What to do: Rewrite the items as a Markdown table with the columns No. and Entry, beginning with the first line and going on through the line with "regulators: LM337 LM317 [762, 419, 817, 557]". Number each row and leave out any blank lines.

Records provided:
# # # #
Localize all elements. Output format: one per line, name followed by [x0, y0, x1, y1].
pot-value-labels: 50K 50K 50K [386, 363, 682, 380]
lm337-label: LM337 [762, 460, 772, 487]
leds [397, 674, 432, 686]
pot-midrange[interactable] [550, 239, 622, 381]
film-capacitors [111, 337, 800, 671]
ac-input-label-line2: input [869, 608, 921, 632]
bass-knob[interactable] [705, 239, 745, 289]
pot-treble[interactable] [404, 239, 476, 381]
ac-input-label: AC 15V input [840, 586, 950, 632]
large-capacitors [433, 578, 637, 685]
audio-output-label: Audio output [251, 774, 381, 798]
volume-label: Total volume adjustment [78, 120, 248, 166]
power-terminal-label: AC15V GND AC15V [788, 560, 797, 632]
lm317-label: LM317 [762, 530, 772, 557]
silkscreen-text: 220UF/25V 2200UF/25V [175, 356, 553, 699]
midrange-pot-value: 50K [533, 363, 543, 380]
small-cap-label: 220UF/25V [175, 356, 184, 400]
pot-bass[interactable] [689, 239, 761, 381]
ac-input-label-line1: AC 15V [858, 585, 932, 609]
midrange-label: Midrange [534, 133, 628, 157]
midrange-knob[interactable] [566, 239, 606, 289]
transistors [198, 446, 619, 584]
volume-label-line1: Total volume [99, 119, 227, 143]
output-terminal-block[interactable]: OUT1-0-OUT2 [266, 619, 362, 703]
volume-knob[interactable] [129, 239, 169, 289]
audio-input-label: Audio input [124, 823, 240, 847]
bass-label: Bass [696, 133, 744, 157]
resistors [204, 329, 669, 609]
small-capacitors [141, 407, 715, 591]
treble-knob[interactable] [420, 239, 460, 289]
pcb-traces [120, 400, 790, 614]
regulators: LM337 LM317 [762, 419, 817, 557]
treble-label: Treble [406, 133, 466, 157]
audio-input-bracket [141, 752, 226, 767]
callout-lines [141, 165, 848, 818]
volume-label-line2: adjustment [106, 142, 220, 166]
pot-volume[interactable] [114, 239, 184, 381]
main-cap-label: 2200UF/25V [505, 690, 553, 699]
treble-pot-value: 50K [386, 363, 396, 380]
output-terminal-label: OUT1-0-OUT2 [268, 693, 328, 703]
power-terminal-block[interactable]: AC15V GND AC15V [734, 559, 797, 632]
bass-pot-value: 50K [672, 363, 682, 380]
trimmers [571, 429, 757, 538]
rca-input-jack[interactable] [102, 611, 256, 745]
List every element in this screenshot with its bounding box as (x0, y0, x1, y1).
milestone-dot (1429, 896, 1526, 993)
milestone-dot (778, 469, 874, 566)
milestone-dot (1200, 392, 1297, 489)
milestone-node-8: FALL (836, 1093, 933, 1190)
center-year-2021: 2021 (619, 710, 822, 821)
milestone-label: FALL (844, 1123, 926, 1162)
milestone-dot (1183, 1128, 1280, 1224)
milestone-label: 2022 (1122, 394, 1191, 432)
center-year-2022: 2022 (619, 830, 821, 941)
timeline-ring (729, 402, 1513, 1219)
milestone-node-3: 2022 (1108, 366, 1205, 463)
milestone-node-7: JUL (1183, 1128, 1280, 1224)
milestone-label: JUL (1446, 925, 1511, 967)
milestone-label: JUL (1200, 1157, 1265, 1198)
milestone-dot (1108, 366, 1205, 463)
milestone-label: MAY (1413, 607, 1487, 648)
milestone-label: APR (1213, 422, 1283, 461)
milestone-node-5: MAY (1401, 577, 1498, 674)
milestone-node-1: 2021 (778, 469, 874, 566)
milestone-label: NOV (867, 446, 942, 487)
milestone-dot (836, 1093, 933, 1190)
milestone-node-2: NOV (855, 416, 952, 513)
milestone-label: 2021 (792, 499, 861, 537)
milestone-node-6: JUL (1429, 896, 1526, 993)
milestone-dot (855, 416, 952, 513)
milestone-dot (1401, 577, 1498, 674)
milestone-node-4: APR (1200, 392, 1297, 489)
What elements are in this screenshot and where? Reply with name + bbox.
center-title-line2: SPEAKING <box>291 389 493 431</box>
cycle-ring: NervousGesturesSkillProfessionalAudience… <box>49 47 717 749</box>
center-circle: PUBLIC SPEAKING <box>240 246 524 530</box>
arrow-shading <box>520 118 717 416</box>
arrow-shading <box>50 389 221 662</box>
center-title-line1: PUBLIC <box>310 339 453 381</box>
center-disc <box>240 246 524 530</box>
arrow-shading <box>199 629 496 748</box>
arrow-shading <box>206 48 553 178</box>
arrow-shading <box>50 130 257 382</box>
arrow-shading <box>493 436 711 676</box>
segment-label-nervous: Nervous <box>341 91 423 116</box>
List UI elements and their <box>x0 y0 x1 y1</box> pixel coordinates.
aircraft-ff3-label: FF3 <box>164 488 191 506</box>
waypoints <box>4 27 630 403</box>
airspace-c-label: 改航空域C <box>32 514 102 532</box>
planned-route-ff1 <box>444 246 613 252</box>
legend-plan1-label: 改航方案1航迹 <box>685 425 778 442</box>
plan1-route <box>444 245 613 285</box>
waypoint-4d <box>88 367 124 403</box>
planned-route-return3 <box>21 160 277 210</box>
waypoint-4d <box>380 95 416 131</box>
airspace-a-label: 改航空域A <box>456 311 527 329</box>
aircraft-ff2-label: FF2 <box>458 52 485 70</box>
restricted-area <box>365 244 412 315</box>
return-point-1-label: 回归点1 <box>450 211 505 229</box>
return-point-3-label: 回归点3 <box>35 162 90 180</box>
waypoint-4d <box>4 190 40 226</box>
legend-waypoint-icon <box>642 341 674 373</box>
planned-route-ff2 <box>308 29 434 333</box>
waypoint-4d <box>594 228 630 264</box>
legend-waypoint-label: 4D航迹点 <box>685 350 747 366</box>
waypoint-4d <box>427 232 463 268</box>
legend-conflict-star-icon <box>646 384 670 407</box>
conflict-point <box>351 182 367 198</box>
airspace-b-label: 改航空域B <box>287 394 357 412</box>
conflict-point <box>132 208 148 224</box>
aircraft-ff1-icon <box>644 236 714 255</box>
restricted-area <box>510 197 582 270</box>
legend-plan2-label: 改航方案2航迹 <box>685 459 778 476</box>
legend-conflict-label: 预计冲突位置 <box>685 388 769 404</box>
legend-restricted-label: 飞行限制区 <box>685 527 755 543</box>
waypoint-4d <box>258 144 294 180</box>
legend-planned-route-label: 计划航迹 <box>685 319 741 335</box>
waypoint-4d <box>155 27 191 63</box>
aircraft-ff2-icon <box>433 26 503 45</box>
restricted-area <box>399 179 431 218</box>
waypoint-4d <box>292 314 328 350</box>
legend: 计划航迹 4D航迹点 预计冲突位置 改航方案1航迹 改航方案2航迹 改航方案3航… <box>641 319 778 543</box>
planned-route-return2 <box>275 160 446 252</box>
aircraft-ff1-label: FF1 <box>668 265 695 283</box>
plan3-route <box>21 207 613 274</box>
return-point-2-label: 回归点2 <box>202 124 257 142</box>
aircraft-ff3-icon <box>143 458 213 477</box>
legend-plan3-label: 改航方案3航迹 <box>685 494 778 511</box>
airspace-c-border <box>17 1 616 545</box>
# # # #
Result:
| No. | Entry |
|---|---|
| 1 | Localize all elements. Output format: one per line, name followed by [x0, y0, x1, y1]. |
| 2 | pot-value-labels: 50K 50K 50K [386, 363, 682, 380] |
| 3 | lm337-label: LM337 [762, 460, 772, 487] |
| 4 | leds [397, 674, 432, 686] |
| 5 | pot-midrange[interactable] [550, 239, 622, 381] |
| 6 | film-capacitors [111, 337, 800, 671] |
| 7 | ac-input-label-line2: input [869, 608, 921, 632] |
| 8 | bass-knob[interactable] [705, 239, 745, 289] |
| 9 | pot-treble[interactable] [404, 239, 476, 381] |
| 10 | ac-input-label: AC 15V input [840, 586, 950, 632] |
| 11 | large-capacitors [433, 578, 637, 685] |
| 12 | audio-output-label: Audio output [251, 774, 381, 798] |
| 13 | volume-label: Total volume adjustment [78, 120, 248, 166] |
| 14 | power-terminal-label: AC15V GND AC15V [788, 560, 797, 632] |
| 15 | lm317-label: LM317 [762, 530, 772, 557] |
| 16 | silkscreen-text: 220UF/25V 2200UF/25V [175, 356, 553, 699] |
| 17 | midrange-pot-value: 50K [533, 363, 543, 380] |
| 18 | small-cap-label: 220UF/25V [175, 356, 184, 400] |
| 19 | pot-bass[interactable] [689, 239, 761, 381] |
| 20 | ac-input-label-line1: AC 15V [858, 585, 932, 609] |
| 21 | midrange-label: Midrange [534, 133, 628, 157] |
| 22 | midrange-knob[interactable] [566, 239, 606, 289] |
| 23 | transistors [198, 446, 619, 584] |
| 24 | volume-label-line1: Total volume [99, 119, 227, 143] |
| 25 | output-terminal-block[interactable]: OUT1-0-OUT2 [266, 619, 362, 703] |
| 26 | volume-knob[interactable] [129, 239, 169, 289] |
| 27 | audio-input-label: Audio input [124, 823, 240, 847] |
| 28 | bass-label: Bass [696, 133, 744, 157] |
| 29 | resistors [204, 329, 669, 609] |
| 30 | small-capacitors [141, 407, 715, 591] |
| 31 | treble-knob[interactable] [420, 239, 460, 289] |
| 32 | pcb-traces [120, 400, 790, 614] |
| 33 | regulators: LM337 LM317 [762, 419, 817, 557] |